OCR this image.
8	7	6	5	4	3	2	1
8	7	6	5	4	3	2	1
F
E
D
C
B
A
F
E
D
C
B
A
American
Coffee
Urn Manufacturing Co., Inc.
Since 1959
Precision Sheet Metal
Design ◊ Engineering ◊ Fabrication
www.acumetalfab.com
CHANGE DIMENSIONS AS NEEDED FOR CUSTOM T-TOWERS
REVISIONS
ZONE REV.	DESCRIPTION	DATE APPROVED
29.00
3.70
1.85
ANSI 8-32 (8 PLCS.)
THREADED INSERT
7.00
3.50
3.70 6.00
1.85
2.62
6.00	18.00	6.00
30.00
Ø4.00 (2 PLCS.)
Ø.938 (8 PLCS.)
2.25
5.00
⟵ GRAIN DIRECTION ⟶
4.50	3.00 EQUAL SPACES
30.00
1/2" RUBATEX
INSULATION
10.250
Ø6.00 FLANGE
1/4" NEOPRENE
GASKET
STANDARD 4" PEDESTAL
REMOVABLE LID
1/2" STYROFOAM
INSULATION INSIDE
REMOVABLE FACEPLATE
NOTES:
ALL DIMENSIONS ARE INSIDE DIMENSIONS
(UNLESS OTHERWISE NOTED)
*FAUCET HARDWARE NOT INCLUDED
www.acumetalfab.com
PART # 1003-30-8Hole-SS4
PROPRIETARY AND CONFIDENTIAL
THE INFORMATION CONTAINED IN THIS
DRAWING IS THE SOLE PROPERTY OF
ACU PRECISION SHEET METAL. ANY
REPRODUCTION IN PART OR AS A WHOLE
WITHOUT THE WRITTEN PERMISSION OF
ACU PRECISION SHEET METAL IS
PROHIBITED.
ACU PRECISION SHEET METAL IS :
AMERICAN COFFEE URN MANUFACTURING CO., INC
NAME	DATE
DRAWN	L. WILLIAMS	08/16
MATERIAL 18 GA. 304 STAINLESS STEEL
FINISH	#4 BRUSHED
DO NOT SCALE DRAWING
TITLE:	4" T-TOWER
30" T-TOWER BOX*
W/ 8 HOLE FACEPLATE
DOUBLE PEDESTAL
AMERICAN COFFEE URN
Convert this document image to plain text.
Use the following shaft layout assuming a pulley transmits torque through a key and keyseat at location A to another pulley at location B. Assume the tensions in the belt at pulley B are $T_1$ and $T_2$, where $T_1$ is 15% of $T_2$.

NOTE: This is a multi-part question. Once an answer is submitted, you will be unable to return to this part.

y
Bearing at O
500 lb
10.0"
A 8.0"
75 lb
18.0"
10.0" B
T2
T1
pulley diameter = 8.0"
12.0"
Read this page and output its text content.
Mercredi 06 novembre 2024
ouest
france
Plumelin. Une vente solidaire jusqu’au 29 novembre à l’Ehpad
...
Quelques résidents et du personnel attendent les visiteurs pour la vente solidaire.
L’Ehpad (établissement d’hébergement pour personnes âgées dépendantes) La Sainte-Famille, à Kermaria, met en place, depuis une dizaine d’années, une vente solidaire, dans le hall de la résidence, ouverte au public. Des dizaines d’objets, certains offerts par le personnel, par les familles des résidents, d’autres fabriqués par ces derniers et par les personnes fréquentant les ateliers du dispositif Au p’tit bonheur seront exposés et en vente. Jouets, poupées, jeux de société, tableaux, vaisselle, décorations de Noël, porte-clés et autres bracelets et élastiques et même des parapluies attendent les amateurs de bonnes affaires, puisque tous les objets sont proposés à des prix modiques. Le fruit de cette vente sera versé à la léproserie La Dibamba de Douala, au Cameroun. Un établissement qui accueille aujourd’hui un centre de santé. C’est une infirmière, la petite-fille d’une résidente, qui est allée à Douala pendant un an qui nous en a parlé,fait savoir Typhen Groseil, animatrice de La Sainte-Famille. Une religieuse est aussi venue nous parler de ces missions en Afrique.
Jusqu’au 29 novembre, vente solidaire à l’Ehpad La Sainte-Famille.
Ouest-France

------------------------------------------------------------------------

WORK TO DO
Go through the listing and print each line exactly as it appears.

PROBLEM SOLUTION
OCR this image.
8	7	6	5	4	3	2	1
8	7	6	5	4	3	2	1
F
E
D
C
B
A
F
E
D
C
B
A
American
Coffee
Urn Manufacturing Co., Inc.
Since 1959
Precision Sheet Metal
Design ◊ Engineering ◊ Fabrication
www.acumetalfab.com
CHANGE DIMENSIONS AS NEEDED FOR CUSTOM T-TOWERS
REVISIONS
ZONE REV.	DESCRIPTION	DATE APPROVED
29.00
3.70
1.85
ANSI 8-32 (8 PLCS.)
THREADED INSERT
7.00
3.50
3.70 6.00
1.85
2.62
6.00	18.00	6.00
30.00
Ø4.00 (2 PLCS.)
Ø.938 (8 PLCS.)
2.25
5.00
⟵ GRAIN DIRECTION ⟶
4.50	3.00 EQUAL SPACES
30.00
1/2" RUBATEX
INSULATION
10.250
Ø6.00 FLANGE
1/4" NEOPRENE
GASKET
STANDARD 4" PEDESTAL
REMOVABLE LID
1/2" STYROFOAM
INSULATION INSIDE
REMOVABLE FACEPLATE
NOTES:
ALL DIMENSIONS ARE INSIDE DIMENSIONS
(UNLESS OTHERWISE NOTED)
*FAUCET HARDWARE NOT INCLUDED
www.acumetalfab.com
PART # 1003-30-8Hole-SS4
PROPRIETARY AND CONFIDENTIAL
THE INFORMATION CONTAINED IN THIS
DRAWING IS THE SOLE PROPERTY OF
ACU PRECISION SHEET METAL. ANY
REPRODUCTION IN PART OR AS A WHOLE
WITHOUT THE WRITTEN PERMISSION OF
ACU PRECISION SHEET METAL IS
PROHIBITED.
ACU PRECISION SHEET METAL IS :
AMERICAN COFFEE URN MANUFACTURING CO., INC
NAME	DATE
DRAWN	L. WILLIAMS	08/16
MATERIAL 18 GA. 304 STAINLESS STEEL
FINISH	#4 BRUSHED
DO NOT SCALE DRAWING
TITLE:	4" T-TOWER
30" T-TOWER BOX*
W/ 8 HOLE FACEPLATE
DOUBLE PEDESTAL
AMERICAN COFFEE URN
Convert this document image to plain text.
Use the following shaft layout assuming a pulley transmits torque through a key and keyseat at location A to another pulley at location B. Assume the tensions in the belt at pulley B are $T_1$ and $T_2$, where $T_1$ is 15% of $T_2$.

NOTE: This is a multi-part question. Once an answer is submitted, you will be unable to return to this part.

y
Bearing at O
500 lb
10.0"
A 8.0"
75 lb
18.0"
10.0" B
T2
T1
pulley diameter = 8.0"
12.0"
Read this page and output its text content.
Mercredi 06 novembre 2024
ouest
france
Plumelin. Une vente solidaire jusqu’au 29 novembre à l’Ehpad
...
Quelques résidents et du personnel attendent les visiteurs pour la vente solidaire.
L’Ehpad (établissement d’hébergement pour personnes âgées dépendantes) La Sainte-Famille, à Kermaria, met en place, depuis une dizaine d’années, une vente solidaire, dans le hall de la résidence, ouverte au public. Des dizaines d’objets, certains offerts par le personnel, par les familles des résidents, d’autres fabriqués par ces derniers et par les personnes fréquentant les ateliers du dispositif Au p’tit bonheur seront exposés et en vente. Jouets, poupées, jeux de société, tableaux, vaisselle, décorations de Noël, porte-clés et autres bracelets et élastiques et même des parapluies attendent les amateurs de bonnes affaires, puisque tous les objets sont proposés à des prix modiques. Le fruit de cette vente sera versé à la léproserie La Dibamba de Douala, au Cameroun. Un établissement qui accueille aujourd’hui un centre de santé. C’est une infirmière, la petite-fille d’une résidente, qui est allée à Douala pendant un an qui nous en a parlé,fait savoir Typhen Groseil, animatrice de La Sainte-Famille. Une religieuse est aussi venue nous parler de ces missions en Afrique.
Jusqu’au 29 novembre, vente solidaire à l’Ehpad La Sainte-Famille.
Ouest-France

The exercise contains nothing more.